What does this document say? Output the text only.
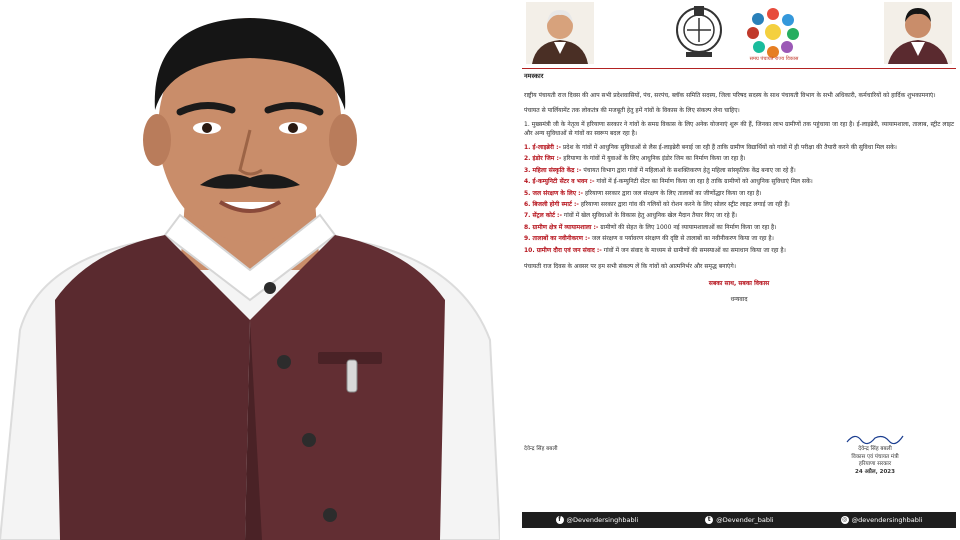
समग्र पंचायत राज्य विकास
नमस्कार
राष्ट्रीय पंचायती राज दिवस की आप सभी प्रदेशवासियों, पंच, सरपंच, ब्लॉक समिति सदस्य, जिला परिषद सदस्य के साथ पंचायती विभाग के सभी अधिकारी, कर्मचारियों को हार्दिक शुभकामनाएं।
पंचायत से पार्लियामेंट तक लोकतंत्र की मजबूती हेतु हमें गांवों के विकास के लिए संकल्प लेना चाहिए।
1. मुख्यमंत्री जी के नेतृत्व में हरियाणा सरकार ने गांवों के समग्र विकास के लिए अनेक योजनाएं शुरू की हैं, जिनका लाभ ग्रामीणों तक पहुंचाया जा रहा है। ई-लाइब्रेरी, व्यायामशाला, तालाब, स्ट्रीट लाइट और अन्य सुविधाओं से गांवों का स्वरूप बदल रहा है।
1. ई-लाइब्रेरी :- प्रदेश के गांवों में आधुनिक सुविधाओं से लैस ई-लाइब्रेरी बनाई जा रही हैं ताकि ग्रामीण विद्यार्थियों को गांवों में ही परीक्षा की तैयारी करने की सुविधा मिल सके।
2. इंडोर जिम :- हरियाणा के गांवों में युवाओं के लिए आधुनिक इंडोर जिम का निर्माण किया जा रहा है।
3. महिला संस्कृति केंद्र :- पंचायत विभाग द्वारा गांवों में महिलाओं के सशक्तिकरण हेतु महिला सांस्कृतिक केंद्र बनाए जा रहे हैं।
4. ई-कम्युनिटी सेंटर व भवन :- गांवों में ई-कम्युनिटी सेंटर का निर्माण किया जा रहा है ताकि ग्रामीणों को आधुनिक सुविधाएं मिल सकें।
5. जल संरक्षण के लिए :- हरियाणा सरकार द्वारा जल संरक्षण के लिए तालाबों का जीर्णोद्धार किया जा रहा है।
6. बिजली होगी स्मार्ट :- हरियाणा सरकार द्वारा गांव की गलियों को रोशन करने के लिए सोलर स्ट्रीट लाइट लगाई जा रही हैं।
7. सेंट्रल कोर्ट :- गांवों में खेल सुविधाओं के विकास हेतु आधुनिक खेल मैदान तैयार किए जा रहे हैं।
8. ग्रामीण क्षेत्र में व्यायामशाला :- ग्रामीणों की सेहत के लिए 1000 नई व्यायामशालाओं का निर्माण किया जा रहा है।
9. तालाबों का नवीनीकरण :- जल संरक्षण व पर्यावरण संरक्षण की दृष्टि से तालाबों का नवीनीकरण किया जा रहा है।
10. ग्रामीण दौरा एवं जन संवाद :- गांवों में जन संवाद के माध्यम से ग्रामीणों की समस्याओं का समाधान किया जा रहा है।
पंचायती राज दिवस के अवसर पर हम सभी संकल्प लें कि गांवों को आत्मनिर्भर और समृद्ध बनाएंगे।
सबका साथ, सबका विकास
धन्यवाद
देवेन्द्र सिंह बबली	देवेन्द्र सिंह बबली
विकास एवं पंचायत मंत्री
हरियाणा सरकार
24 अप्रैल, 2023
f @Devendersinghbabli	t @Devender_babli	◎ @devendersinghbabli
————————
> [Task prompt]: Write out every line above exactly as it is, leaving out the pictures.

> [Result of this task]:
What does this document say? Output the text only.
समग्र पंचायत राज्य विकास
नमस्कार
राष्ट्रीय पंचायती राज दिवस की आप सभी प्रदेशवासियों, पंच, सरपंच, ब्लॉक समिति सदस्य, जिला परिषद सदस्य के साथ पंचायती विभाग के सभी अधिकारी, कर्मचारियों को हार्दिक शुभकामनाएं।
पंचायत से पार्लियामेंट तक लोकतंत्र की मजबूती हेतु हमें गांवों के विकास के लिए संकल्प लेना चाहिए।
1. मुख्यमंत्री जी के नेतृत्व में हरियाणा सरकार ने गांवों के समग्र विकास के लिए अनेक योजनाएं शुरू की हैं, जिनका लाभ ग्रामीणों तक पहुंचाया जा रहा है। ई-लाइब्रेरी, व्यायामशाला, तालाब, स्ट्रीट लाइट और अन्य सुविधाओं से गांवों का स्वरूप बदल रहा है।
1. ई-लाइब्रेरी :- प्रदेश के गांवों में आधुनिक सुविधाओं से लैस ई-लाइब्रेरी बनाई जा रही हैं ताकि ग्रामीण विद्यार्थियों को गांवों में ही परीक्षा की तैयारी करने की सुविधा मिल सके।
2. इंडोर जिम :- हरियाणा के गांवों में युवाओं के लिए आधुनिक इंडोर जिम का निर्माण किया जा रहा है।
3. महिला संस्कृति केंद्र :- पंचायत विभाग द्वारा गांवों में महिलाओं के सशक्तिकरण हेतु महिला सांस्कृतिक केंद्र बनाए जा रहे हैं।
4. ई-कम्युनिटी सेंटर व भवन :- गांवों में ई-कम्युनिटी सेंटर का निर्माण किया जा रहा है ताकि ग्रामीणों को आधुनिक सुविधाएं मिल सकें।
5. जल संरक्षण के लिए :- हरियाणा सरकार द्वारा जल संरक्षण के लिए तालाबों का जीर्णोद्धार किया जा रहा है।
6. बिजली होगी स्मार्ट :- हरियाणा सरकार द्वारा गांव की गलियों को रोशन करने के लिए सोलर स्ट्रीट लाइट लगाई जा रही हैं।
7. सेंट्रल कोर्ट :- गांवों में खेल सुविधाओं के विकास हेतु आधुनिक खेल मैदान तैयार किए जा रहे हैं।
8. ग्रामीण क्षेत्र में व्यायामशाला :- ग्रामीणों की सेहत के लिए 1000 नई व्यायामशालाओं का निर्माण किया जा रहा है।
9. तालाबों का नवीनीकरण :- जल संरक्षण व पर्यावरण संरक्षण की दृष्टि से तालाबों का नवीनीकरण किया जा रहा है।
10. ग्रामीण दौरा एवं जन संवाद :- गांवों में जन संवाद के माध्यम से ग्रामीणों की समस्याओं का समाधान किया जा रहा है।
पंचायती राज दिवस के अवसर पर हम सभी संकल्प लें कि गांवों को आत्मनिर्भर और समृद्ध बनाएंगे।
सबका साथ, सबका विकास
धन्यवाद
देवेन्द्र सिंह बबली	देवेन्द्र सिंह बबली
विकास एवं पंचायत मंत्री
हरियाणा सरकार
24 अप्रैल, 2023
f @Devendersinghbabli	t @Devender_babli	◎ @devendersinghbabli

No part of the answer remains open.